* begin Data *

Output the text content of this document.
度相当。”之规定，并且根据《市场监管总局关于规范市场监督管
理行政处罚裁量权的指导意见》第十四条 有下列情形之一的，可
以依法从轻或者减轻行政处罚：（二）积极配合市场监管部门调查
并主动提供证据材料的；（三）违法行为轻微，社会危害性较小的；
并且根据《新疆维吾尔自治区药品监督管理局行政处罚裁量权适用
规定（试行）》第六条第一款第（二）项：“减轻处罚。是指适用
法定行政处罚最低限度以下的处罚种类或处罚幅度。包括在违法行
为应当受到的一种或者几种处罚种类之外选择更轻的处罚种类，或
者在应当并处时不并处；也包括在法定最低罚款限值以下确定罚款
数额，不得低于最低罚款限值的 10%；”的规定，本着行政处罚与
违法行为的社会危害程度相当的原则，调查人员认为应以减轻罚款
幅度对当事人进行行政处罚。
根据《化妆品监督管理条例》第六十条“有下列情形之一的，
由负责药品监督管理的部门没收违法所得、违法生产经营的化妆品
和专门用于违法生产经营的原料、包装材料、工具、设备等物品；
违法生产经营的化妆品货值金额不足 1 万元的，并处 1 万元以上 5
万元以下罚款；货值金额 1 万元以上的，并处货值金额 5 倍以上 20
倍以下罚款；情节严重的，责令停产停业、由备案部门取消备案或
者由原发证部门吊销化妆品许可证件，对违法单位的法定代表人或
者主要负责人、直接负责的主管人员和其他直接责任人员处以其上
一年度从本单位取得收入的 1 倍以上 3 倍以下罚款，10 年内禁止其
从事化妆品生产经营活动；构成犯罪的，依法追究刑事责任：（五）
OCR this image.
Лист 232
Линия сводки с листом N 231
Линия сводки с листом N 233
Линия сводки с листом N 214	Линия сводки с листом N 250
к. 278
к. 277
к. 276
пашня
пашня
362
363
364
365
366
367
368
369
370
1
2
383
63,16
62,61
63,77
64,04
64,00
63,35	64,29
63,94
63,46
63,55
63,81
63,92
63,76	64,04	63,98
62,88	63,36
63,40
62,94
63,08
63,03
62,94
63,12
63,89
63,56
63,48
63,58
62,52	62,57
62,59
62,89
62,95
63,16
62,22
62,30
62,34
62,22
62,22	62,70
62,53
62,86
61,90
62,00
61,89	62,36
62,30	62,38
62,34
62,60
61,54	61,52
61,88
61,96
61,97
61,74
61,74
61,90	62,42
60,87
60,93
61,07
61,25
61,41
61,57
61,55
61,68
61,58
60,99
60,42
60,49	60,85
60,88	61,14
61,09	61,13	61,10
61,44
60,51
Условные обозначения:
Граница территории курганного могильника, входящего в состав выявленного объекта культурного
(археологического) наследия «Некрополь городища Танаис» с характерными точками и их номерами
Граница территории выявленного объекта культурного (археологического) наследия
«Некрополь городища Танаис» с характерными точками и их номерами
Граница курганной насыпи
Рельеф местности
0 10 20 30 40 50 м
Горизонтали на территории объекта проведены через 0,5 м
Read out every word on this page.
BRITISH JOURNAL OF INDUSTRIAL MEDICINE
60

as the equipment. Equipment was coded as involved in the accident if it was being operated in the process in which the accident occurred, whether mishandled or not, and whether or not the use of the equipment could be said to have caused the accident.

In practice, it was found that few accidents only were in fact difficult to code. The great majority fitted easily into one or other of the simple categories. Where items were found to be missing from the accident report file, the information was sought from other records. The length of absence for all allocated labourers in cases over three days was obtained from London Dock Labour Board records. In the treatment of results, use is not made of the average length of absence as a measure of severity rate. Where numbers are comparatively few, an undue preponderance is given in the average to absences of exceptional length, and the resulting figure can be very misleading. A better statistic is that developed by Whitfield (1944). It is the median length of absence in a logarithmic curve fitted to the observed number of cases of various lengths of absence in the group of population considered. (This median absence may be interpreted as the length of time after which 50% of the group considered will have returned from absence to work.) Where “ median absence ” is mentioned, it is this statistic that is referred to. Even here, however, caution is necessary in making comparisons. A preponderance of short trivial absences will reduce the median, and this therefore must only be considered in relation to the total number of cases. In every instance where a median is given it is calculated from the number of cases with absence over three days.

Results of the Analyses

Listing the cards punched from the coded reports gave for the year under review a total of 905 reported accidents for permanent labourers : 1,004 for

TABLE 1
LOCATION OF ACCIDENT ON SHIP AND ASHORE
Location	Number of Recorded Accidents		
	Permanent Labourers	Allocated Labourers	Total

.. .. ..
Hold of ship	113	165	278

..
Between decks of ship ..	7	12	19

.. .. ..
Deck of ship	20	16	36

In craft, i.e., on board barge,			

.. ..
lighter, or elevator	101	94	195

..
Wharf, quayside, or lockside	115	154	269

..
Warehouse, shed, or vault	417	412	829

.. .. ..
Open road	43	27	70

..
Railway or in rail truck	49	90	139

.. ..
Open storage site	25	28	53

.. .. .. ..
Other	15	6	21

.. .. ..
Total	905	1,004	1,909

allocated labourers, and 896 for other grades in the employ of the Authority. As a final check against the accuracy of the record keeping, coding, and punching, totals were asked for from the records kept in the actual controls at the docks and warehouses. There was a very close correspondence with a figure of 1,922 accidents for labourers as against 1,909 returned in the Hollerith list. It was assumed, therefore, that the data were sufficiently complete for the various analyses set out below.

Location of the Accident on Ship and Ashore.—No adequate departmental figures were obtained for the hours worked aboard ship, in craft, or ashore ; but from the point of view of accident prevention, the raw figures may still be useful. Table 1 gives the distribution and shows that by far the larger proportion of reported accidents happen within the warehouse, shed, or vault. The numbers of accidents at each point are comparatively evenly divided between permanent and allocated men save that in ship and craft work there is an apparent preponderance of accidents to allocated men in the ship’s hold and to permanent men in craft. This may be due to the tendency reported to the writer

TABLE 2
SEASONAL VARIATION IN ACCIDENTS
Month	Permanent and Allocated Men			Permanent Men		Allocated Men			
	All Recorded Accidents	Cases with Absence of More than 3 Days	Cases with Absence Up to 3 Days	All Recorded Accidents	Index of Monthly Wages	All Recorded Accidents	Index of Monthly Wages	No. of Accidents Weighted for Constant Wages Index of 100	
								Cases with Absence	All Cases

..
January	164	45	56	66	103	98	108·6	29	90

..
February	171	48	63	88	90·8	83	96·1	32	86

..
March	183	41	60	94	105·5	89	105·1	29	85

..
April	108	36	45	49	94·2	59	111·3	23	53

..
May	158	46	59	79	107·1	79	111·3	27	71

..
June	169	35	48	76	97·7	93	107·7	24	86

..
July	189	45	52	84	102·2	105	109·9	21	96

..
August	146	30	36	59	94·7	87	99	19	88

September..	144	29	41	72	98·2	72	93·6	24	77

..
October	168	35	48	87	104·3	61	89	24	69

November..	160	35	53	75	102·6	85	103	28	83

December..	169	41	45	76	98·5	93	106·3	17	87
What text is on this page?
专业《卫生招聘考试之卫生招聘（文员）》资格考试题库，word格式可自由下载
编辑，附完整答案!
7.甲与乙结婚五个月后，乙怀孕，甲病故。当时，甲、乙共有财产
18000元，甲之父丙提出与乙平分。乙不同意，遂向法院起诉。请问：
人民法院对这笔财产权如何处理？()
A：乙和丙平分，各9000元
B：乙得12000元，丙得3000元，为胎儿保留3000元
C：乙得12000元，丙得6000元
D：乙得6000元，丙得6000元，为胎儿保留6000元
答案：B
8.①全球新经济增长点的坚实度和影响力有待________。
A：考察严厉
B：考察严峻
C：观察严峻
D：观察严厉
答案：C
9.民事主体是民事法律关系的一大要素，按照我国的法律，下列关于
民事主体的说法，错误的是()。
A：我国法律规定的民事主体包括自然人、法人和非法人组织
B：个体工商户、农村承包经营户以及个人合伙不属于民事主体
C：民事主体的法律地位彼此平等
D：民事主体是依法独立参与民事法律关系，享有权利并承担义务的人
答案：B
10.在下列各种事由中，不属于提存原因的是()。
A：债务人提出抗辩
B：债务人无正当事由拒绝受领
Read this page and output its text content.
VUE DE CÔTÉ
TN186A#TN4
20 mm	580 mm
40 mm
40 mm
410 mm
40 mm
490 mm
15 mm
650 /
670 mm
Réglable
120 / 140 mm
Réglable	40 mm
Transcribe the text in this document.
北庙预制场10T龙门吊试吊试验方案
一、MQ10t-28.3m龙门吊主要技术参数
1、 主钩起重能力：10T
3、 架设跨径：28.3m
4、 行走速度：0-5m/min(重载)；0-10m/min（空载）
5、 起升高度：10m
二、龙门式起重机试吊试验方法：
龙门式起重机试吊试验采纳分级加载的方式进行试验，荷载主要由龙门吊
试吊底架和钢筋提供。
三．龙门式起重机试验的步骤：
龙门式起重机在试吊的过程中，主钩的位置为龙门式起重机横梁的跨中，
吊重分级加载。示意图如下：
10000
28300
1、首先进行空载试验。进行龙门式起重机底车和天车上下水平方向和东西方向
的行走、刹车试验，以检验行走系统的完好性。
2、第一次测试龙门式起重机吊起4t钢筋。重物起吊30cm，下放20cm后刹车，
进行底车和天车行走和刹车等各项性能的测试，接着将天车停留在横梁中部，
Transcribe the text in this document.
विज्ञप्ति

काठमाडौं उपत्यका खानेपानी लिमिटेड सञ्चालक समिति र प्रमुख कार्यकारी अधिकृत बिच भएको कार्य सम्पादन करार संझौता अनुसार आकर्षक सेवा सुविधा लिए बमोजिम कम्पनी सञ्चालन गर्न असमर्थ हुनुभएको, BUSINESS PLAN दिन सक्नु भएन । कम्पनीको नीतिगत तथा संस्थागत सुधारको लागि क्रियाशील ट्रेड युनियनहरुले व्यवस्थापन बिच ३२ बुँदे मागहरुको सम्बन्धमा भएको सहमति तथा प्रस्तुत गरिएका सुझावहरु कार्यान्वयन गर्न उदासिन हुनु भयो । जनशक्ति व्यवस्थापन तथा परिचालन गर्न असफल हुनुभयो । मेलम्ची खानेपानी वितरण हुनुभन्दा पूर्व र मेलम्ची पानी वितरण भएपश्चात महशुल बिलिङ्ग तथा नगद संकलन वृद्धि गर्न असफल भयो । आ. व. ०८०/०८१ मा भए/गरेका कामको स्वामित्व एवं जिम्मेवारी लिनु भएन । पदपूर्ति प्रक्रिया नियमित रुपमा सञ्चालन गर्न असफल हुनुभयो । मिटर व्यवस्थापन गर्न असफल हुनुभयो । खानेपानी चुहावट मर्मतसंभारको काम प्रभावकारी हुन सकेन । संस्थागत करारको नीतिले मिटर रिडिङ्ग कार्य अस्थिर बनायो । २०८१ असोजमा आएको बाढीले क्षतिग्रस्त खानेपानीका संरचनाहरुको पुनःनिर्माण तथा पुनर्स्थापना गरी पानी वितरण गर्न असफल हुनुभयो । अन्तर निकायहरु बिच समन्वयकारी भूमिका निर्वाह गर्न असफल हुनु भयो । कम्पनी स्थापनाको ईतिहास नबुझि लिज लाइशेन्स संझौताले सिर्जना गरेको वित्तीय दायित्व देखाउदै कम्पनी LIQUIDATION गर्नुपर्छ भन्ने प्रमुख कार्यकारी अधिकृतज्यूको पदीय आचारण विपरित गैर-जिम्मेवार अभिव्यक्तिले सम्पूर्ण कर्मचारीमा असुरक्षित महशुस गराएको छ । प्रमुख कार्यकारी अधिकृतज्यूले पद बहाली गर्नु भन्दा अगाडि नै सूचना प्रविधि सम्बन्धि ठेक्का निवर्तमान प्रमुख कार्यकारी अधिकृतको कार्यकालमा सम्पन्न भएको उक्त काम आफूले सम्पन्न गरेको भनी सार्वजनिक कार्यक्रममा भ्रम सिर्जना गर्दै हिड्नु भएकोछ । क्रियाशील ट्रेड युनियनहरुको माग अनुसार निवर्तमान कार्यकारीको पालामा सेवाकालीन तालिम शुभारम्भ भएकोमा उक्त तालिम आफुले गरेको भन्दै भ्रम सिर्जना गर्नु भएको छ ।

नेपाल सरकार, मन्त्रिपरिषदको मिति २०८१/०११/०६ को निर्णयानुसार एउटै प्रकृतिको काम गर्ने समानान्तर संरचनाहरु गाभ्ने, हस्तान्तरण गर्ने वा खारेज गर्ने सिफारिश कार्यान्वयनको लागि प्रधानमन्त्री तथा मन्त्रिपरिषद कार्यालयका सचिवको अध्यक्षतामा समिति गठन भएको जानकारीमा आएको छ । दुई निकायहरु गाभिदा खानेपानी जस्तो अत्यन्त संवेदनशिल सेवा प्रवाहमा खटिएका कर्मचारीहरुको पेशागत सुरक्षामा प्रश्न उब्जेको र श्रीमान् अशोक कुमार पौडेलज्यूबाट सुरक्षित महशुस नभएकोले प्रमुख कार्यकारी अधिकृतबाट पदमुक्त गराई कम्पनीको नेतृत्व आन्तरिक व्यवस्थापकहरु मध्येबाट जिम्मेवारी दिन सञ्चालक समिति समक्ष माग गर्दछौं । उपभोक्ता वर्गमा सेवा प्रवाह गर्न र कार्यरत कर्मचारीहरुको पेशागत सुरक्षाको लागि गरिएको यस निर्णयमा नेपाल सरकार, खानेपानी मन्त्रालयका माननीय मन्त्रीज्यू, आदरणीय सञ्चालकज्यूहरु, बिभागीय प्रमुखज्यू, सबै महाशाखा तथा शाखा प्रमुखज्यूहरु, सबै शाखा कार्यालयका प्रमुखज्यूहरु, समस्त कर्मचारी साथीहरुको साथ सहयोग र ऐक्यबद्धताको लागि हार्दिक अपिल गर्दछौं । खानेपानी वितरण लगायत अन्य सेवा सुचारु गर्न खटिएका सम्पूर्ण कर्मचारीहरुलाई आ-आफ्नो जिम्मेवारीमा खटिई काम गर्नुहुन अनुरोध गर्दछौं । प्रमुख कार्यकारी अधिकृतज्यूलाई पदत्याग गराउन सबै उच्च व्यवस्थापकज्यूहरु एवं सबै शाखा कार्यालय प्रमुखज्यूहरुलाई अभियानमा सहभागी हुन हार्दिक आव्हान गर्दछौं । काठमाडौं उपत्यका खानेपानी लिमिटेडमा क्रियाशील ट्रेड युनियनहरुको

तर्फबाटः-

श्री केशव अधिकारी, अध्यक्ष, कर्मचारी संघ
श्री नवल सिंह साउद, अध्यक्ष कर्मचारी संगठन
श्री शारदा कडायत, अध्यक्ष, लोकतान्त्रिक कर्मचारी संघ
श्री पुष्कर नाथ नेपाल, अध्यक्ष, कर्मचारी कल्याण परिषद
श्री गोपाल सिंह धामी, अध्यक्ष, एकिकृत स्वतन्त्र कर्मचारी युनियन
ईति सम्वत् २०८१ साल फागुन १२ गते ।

* end Data *

_Work to complete:_ Search the data for "Read". Copy every matching line.

_Problem solution:_
Read out every word on this page.
Read this page and output its text content.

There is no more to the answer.